## Information provided:
* BEGIN *

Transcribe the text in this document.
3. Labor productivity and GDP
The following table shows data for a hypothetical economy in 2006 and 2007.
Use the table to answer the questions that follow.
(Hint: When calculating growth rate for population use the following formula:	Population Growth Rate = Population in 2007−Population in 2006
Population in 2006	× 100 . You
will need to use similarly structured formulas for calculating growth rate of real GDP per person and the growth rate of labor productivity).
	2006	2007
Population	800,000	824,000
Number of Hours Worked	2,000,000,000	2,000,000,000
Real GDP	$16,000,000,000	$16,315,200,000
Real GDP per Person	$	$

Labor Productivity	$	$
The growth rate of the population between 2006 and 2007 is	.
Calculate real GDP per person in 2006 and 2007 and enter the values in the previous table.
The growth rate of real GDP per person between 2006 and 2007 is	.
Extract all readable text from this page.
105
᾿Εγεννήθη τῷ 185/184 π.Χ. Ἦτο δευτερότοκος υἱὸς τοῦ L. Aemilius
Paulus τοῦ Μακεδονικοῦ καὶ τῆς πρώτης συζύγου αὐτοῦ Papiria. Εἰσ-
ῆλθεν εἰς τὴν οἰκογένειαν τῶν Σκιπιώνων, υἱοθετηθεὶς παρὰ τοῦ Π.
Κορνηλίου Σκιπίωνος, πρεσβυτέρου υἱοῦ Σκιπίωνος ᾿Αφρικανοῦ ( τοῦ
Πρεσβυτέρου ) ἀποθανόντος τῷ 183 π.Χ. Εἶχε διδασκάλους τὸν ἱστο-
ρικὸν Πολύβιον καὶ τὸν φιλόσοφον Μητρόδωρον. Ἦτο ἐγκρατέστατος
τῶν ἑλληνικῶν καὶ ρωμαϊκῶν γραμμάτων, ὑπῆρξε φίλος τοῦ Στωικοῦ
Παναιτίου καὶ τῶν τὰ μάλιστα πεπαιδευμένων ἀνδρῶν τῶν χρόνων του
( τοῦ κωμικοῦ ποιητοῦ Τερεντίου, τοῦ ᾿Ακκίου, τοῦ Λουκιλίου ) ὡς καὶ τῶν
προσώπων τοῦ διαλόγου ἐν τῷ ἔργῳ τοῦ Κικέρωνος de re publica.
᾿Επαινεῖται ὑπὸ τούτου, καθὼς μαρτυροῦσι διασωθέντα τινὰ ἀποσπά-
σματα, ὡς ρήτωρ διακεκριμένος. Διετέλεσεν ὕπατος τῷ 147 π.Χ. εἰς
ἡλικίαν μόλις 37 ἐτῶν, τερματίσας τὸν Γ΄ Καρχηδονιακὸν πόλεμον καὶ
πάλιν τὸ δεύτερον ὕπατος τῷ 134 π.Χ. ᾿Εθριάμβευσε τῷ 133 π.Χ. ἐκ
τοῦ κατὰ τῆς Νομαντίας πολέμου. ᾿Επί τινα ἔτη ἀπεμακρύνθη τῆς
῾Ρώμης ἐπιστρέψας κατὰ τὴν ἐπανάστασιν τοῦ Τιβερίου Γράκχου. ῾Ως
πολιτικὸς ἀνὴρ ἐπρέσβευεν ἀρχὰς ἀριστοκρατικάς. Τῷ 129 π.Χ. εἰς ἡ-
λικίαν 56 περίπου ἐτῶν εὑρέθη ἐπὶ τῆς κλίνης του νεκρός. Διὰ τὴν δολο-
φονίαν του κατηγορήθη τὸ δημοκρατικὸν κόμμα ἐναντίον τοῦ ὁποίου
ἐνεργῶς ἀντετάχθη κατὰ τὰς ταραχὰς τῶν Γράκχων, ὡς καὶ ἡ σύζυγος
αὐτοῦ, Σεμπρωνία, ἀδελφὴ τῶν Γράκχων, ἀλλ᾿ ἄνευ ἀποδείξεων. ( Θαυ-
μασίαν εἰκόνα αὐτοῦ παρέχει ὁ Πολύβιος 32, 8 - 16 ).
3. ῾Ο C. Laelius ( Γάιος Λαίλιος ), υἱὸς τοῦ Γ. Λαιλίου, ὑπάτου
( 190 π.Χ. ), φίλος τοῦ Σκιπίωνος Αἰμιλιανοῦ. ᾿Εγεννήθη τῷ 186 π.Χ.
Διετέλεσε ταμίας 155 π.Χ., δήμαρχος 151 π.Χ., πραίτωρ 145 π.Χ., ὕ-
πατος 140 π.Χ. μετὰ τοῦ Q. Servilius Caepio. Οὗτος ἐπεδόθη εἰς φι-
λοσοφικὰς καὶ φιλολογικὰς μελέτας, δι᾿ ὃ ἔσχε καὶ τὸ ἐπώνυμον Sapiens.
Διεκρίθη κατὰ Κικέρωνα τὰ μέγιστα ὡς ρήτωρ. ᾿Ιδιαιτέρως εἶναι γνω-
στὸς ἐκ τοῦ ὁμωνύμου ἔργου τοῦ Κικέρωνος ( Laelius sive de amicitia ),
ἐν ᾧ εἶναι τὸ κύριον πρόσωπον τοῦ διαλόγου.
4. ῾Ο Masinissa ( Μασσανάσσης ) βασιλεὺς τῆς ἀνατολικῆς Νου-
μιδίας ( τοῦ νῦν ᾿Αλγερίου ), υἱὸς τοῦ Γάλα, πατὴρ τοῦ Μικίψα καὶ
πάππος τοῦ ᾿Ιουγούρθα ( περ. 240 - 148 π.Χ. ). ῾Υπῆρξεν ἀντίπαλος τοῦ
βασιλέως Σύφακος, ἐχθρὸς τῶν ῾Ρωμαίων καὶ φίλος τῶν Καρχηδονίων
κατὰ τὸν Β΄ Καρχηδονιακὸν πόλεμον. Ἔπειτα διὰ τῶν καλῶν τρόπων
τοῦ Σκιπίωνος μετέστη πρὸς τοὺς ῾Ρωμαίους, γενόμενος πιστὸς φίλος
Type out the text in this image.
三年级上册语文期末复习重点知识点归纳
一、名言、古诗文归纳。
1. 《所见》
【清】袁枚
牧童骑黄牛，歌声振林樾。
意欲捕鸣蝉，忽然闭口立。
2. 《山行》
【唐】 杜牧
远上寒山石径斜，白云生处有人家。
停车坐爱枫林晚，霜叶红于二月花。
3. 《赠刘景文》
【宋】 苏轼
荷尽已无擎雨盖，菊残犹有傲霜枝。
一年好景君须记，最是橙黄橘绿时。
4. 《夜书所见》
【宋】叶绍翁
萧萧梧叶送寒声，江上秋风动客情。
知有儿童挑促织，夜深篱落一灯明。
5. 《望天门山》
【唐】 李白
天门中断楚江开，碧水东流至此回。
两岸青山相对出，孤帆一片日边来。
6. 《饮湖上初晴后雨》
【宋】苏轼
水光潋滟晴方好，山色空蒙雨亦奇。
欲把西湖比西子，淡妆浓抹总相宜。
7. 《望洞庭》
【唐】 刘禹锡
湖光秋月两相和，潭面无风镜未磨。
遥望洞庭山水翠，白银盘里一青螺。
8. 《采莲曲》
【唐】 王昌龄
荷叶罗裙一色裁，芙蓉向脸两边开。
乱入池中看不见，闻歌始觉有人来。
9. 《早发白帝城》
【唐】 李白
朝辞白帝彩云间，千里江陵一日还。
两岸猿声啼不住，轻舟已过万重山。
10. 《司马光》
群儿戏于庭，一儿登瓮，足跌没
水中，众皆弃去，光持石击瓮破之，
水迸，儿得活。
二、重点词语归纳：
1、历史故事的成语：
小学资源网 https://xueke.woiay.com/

* END *

The listing above should be transcribed in full, exactly as written.

Transcribe the text in this document.
3. Labor productivity and GDP
The following table shows data for a hypothetical economy in 2006 and 2007.
Use the table to answer the questions that follow.
(Hint: When calculating growth rate for population use the following formula:	Population Growth Rate = Population in 2007−Population in 2006
Population in 2006	× 100 . You
will need to use similarly structured formulas for calculating growth rate of real GDP per person and the growth rate of labor productivity).
	2006	2007
Population	800,000	824,000
Number of Hours Worked	2,000,000,000	2,000,000,000
Real GDP	$16,000,000,000	$16,315,200,000
Real GDP per Person	$	$

Labor Productivity	$	$
The growth rate of the population between 2006 and 2007 is	.
Calculate real GDP per person in 2006 and 2007 and enter the values in the previous table.
The growth rate of real GDP per person between 2006 and 2007 is	.
Extract all readable text from this page.
105
᾿Εγεννήθη τῷ 185/184 π.Χ. Ἦτο δευτερότοκος υἱὸς τοῦ L. Aemilius
Paulus τοῦ Μακεδονικοῦ καὶ τῆς πρώτης συζύγου αὐτοῦ Papiria. Εἰσ-
ῆλθεν εἰς τὴν οἰκογένειαν τῶν Σκιπιώνων, υἱοθετηθεὶς παρὰ τοῦ Π.
Κορνηλίου Σκιπίωνος, πρεσβυτέρου υἱοῦ Σκιπίωνος ᾿Αφρικανοῦ ( τοῦ
Πρεσβυτέρου ) ἀποθανόντος τῷ 183 π.Χ. Εἶχε διδασκάλους τὸν ἱστο-
ρικὸν Πολύβιον καὶ τὸν φιλόσοφον Μητρόδωρον. Ἦτο ἐγκρατέστατος
τῶν ἑλληνικῶν καὶ ρωμαϊκῶν γραμμάτων, ὑπῆρξε φίλος τοῦ Στωικοῦ
Παναιτίου καὶ τῶν τὰ μάλιστα πεπαιδευμένων ἀνδρῶν τῶν χρόνων του
( τοῦ κωμικοῦ ποιητοῦ Τερεντίου, τοῦ ᾿Ακκίου, τοῦ Λουκιλίου ) ὡς καὶ τῶν
προσώπων τοῦ διαλόγου ἐν τῷ ἔργῳ τοῦ Κικέρωνος de re publica.
᾿Επαινεῖται ὑπὸ τούτου, καθὼς μαρτυροῦσι διασωθέντα τινὰ ἀποσπά-
σματα, ὡς ρήτωρ διακεκριμένος. Διετέλεσεν ὕπατος τῷ 147 π.Χ. εἰς
ἡλικίαν μόλις 37 ἐτῶν, τερματίσας τὸν Γ΄ Καρχηδονιακὸν πόλεμον καὶ
πάλιν τὸ δεύτερον ὕπατος τῷ 134 π.Χ. ᾿Εθριάμβευσε τῷ 133 π.Χ. ἐκ
τοῦ κατὰ τῆς Νομαντίας πολέμου. ᾿Επί τινα ἔτη ἀπεμακρύνθη τῆς
῾Ρώμης ἐπιστρέψας κατὰ τὴν ἐπανάστασιν τοῦ Τιβερίου Γράκχου. ῾Ως
πολιτικὸς ἀνὴρ ἐπρέσβευεν ἀρχὰς ἀριστοκρατικάς. Τῷ 129 π.Χ. εἰς ἡ-
λικίαν 56 περίπου ἐτῶν εὑρέθη ἐπὶ τῆς κλίνης του νεκρός. Διὰ τὴν δολο-
φονίαν του κατηγορήθη τὸ δημοκρατικὸν κόμμα ἐναντίον τοῦ ὁποίου
ἐνεργῶς ἀντετάχθη κατὰ τὰς ταραχὰς τῶν Γράκχων, ὡς καὶ ἡ σύζυγος
αὐτοῦ, Σεμπρωνία, ἀδελφὴ τῶν Γράκχων, ἀλλ᾿ ἄνευ ἀποδείξεων. ( Θαυ-
μασίαν εἰκόνα αὐτοῦ παρέχει ὁ Πολύβιος 32, 8 - 16 ).
3. ῾Ο C. Laelius ( Γάιος Λαίλιος ), υἱὸς τοῦ Γ. Λαιλίου, ὑπάτου
( 190 π.Χ. ), φίλος τοῦ Σκιπίωνος Αἰμιλιανοῦ. ᾿Εγεννήθη τῷ 186 π.Χ.
Διετέλεσε ταμίας 155 π.Χ., δήμαρχος 151 π.Χ., πραίτωρ 145 π.Χ., ὕ-
πατος 140 π.Χ. μετὰ τοῦ Q. Servilius Caepio. Οὗτος ἐπεδόθη εἰς φι-
λοσοφικὰς καὶ φιλολογικὰς μελέτας, δι᾿ ὃ ἔσχε καὶ τὸ ἐπώνυμον Sapiens.
Διεκρίθη κατὰ Κικέρωνα τὰ μέγιστα ὡς ρήτωρ. ᾿Ιδιαιτέρως εἶναι γνω-
στὸς ἐκ τοῦ ὁμωνύμου ἔργου τοῦ Κικέρωνος ( Laelius sive de amicitia ),
ἐν ᾧ εἶναι τὸ κύριον πρόσωπον τοῦ διαλόγου.
4. ῾Ο Masinissa ( Μασσανάσσης ) βασιλεὺς τῆς ἀνατολικῆς Νου-
μιδίας ( τοῦ νῦν ᾿Αλγερίου ), υἱὸς τοῦ Γάλα, πατὴρ τοῦ Μικίψα καὶ
πάππος τοῦ ᾿Ιουγούρθα ( περ. 240 - 148 π.Χ. ). ῾Υπῆρξεν ἀντίπαλος τοῦ
βασιλέως Σύφακος, ἐχθρὸς τῶν ῾Ρωμαίων καὶ φίλος τῶν Καρχηδονίων
κατὰ τὸν Β΄ Καρχηδονιακὸν πόλεμον. Ἔπειτα διὰ τῶν καλῶν τρόπων
τοῦ Σκιπίωνος μετέστη πρὸς τοὺς ῾Ρωμαίους, γενόμενος πιστὸς φίλος
Type out the text in this image.
三年级上册语文期末复习重点知识点归纳
一、名言、古诗文归纳。
1. 《所见》
【清】袁枚
牧童骑黄牛，歌声振林樾。
意欲捕鸣蝉，忽然闭口立。
2. 《山行》
【唐】 杜牧
远上寒山石径斜，白云生处有人家。
停车坐爱枫林晚，霜叶红于二月花。
3. 《赠刘景文》
【宋】 苏轼
荷尽已无擎雨盖，菊残犹有傲霜枝。
一年好景君须记，最是橙黄橘绿时。
4. 《夜书所见》
【宋】叶绍翁
萧萧梧叶送寒声，江上秋风动客情。
知有儿童挑促织，夜深篱落一灯明。
5. 《望天门山》
【唐】 李白
天门中断楚江开，碧水东流至此回。
两岸青山相对出，孤帆一片日边来。
6. 《饮湖上初晴后雨》
【宋】苏轼
水光潋滟晴方好，山色空蒙雨亦奇。
欲把西湖比西子，淡妆浓抹总相宜。
7. 《望洞庭》
【唐】 刘禹锡
湖光秋月两相和，潭面无风镜未磨。
遥望洞庭山水翠，白银盘里一青螺。
8. 《采莲曲》
【唐】 王昌龄
荷叶罗裙一色裁，芙蓉向脸两边开。
乱入池中看不见，闻歌始觉有人来。
9. 《早发白帝城》
【唐】 李白
朝辞白帝彩云间，千里江陵一日还。
两岸猿声啼不住，轻舟已过万重山。
10. 《司马光》
群儿戏于庭，一儿登瓮，足跌没
水中，众皆弃去，光持石击瓮破之，
水迸，儿得活。
二、重点词语归纳：
1、历史故事的成语：
小学资源网 https://xueke.woiay.com/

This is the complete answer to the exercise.